Goal: Collect all lines from the listing that include the string "brake".

* Start Dataset excerpts *

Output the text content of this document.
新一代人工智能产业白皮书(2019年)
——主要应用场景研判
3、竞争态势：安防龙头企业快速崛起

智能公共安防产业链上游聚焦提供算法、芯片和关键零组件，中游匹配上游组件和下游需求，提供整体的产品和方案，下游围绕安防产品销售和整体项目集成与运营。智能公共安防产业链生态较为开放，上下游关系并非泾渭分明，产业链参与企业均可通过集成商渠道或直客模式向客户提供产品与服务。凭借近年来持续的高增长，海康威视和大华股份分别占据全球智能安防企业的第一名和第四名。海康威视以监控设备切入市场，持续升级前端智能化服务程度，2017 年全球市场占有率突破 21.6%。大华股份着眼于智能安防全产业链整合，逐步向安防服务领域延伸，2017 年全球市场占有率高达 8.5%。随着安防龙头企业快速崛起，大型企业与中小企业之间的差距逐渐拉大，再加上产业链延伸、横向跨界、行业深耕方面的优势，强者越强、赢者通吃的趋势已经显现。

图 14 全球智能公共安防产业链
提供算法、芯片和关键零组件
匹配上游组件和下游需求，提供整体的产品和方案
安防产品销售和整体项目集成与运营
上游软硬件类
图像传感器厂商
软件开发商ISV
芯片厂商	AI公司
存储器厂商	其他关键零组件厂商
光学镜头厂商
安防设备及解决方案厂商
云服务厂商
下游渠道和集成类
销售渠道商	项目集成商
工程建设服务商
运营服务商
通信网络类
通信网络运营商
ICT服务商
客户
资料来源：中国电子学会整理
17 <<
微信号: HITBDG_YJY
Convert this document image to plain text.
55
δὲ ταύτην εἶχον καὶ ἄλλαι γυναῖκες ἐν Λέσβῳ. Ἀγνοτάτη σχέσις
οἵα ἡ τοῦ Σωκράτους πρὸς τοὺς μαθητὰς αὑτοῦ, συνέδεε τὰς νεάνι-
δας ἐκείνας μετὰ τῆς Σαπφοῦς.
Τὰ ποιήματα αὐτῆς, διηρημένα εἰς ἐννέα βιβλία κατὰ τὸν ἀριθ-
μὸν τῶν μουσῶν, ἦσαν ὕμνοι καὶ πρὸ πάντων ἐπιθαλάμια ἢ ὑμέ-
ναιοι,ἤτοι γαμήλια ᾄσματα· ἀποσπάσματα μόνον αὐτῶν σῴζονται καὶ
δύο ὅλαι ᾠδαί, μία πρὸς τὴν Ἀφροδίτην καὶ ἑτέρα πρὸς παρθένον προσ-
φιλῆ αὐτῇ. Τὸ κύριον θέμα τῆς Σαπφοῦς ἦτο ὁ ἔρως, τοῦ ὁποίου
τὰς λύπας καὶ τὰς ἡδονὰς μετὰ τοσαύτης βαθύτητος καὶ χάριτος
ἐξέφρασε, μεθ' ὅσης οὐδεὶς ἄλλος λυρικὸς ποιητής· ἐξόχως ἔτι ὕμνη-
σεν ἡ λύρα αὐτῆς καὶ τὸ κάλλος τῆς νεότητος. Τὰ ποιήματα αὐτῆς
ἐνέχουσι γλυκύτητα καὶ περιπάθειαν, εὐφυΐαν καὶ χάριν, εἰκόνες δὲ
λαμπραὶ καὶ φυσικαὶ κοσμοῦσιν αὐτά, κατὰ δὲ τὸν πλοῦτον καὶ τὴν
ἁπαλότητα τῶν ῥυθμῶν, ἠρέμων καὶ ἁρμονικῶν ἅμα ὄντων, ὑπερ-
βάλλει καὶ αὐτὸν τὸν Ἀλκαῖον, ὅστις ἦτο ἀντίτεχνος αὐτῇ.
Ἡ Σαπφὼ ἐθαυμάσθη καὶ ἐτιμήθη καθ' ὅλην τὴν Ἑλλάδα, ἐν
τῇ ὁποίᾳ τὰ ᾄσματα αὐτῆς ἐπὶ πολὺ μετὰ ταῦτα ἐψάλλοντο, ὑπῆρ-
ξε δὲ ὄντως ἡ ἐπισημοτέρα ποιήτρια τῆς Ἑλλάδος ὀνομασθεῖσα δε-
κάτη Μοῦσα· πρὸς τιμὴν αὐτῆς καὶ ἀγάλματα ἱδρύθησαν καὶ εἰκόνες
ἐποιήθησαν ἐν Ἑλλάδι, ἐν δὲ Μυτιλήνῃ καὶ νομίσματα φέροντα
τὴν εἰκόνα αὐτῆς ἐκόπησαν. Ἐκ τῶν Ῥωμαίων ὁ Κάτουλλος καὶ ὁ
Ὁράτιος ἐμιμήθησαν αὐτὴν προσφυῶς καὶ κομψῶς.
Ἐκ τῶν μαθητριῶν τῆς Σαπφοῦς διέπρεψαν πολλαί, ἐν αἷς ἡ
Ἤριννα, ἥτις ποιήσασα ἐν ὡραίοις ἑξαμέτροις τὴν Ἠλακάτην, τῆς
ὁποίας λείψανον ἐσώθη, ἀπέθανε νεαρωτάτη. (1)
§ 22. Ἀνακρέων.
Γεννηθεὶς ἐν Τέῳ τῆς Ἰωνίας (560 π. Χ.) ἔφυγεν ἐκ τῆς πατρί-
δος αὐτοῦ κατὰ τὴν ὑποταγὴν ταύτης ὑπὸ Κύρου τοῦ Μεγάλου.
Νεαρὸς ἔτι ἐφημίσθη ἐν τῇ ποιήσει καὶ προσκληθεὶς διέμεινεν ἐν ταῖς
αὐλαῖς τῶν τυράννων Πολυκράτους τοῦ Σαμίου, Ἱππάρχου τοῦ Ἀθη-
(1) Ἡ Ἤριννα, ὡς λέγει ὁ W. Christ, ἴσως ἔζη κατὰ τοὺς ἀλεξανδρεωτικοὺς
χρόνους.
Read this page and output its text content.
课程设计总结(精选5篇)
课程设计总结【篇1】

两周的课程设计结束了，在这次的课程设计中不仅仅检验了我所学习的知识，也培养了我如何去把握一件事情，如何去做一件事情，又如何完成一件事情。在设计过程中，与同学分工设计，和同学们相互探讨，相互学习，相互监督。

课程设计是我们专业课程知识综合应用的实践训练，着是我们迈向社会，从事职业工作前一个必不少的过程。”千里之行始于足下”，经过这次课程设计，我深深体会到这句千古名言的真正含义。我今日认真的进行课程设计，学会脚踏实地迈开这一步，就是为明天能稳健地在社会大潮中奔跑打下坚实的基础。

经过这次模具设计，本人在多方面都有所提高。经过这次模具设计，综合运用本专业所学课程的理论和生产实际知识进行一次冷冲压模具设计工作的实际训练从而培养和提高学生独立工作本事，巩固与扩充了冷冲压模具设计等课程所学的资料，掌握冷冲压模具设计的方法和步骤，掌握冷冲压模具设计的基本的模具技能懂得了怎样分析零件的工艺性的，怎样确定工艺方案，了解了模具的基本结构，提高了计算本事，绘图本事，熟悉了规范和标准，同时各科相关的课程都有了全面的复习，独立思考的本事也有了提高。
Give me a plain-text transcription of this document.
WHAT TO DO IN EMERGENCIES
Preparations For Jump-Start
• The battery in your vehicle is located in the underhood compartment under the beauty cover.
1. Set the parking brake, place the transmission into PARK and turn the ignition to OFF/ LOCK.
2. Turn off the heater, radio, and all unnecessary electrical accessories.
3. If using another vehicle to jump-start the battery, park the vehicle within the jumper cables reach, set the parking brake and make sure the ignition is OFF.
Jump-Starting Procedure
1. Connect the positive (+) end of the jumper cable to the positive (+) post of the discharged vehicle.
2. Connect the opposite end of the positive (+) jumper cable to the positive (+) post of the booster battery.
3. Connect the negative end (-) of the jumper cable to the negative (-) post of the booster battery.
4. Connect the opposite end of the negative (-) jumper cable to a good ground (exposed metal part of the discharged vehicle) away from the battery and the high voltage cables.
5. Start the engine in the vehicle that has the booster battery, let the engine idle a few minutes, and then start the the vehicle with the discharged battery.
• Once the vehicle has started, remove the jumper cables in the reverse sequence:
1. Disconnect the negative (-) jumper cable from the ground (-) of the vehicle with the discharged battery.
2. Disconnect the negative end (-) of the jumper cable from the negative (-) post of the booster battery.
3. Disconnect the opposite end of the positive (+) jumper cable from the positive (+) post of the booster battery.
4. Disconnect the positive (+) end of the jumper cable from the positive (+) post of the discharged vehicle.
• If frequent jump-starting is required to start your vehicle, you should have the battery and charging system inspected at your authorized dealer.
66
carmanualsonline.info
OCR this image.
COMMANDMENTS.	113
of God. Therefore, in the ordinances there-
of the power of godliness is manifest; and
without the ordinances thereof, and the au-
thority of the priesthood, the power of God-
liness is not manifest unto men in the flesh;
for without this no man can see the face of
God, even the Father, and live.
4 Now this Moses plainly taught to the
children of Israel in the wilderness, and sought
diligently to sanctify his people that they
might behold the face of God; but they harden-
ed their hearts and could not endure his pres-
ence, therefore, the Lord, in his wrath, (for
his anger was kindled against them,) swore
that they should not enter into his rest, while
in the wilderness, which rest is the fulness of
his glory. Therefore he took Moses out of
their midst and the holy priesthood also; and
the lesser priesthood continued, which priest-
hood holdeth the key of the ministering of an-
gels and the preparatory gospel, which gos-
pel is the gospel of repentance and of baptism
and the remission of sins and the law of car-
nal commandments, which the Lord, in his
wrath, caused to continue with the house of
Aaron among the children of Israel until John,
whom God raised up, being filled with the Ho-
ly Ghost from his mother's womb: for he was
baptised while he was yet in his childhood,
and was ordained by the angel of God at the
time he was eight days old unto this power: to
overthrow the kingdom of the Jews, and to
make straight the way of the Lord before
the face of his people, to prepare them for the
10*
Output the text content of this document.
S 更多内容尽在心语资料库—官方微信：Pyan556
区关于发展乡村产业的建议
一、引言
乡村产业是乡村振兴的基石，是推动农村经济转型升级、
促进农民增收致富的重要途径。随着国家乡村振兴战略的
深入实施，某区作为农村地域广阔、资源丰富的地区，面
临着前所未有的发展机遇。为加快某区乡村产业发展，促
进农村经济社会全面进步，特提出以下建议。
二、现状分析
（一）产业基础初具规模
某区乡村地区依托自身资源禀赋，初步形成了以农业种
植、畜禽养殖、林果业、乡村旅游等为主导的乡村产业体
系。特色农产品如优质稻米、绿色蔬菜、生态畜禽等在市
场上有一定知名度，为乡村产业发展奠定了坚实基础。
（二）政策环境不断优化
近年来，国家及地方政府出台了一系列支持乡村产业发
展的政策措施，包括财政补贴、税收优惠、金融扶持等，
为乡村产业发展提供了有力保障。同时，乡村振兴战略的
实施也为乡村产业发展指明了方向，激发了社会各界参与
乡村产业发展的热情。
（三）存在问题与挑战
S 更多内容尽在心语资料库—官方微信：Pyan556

* End Dataset excerpts *

Complete answer:
1. Set the parking brake, place the transmission into PARK and turn the ignition to OFF/ LOCK.
3. If using another vehicle to jump-start the battery, park the vehicle within the jumper cables reach, set the parking brake and make sure the ignition is OFF.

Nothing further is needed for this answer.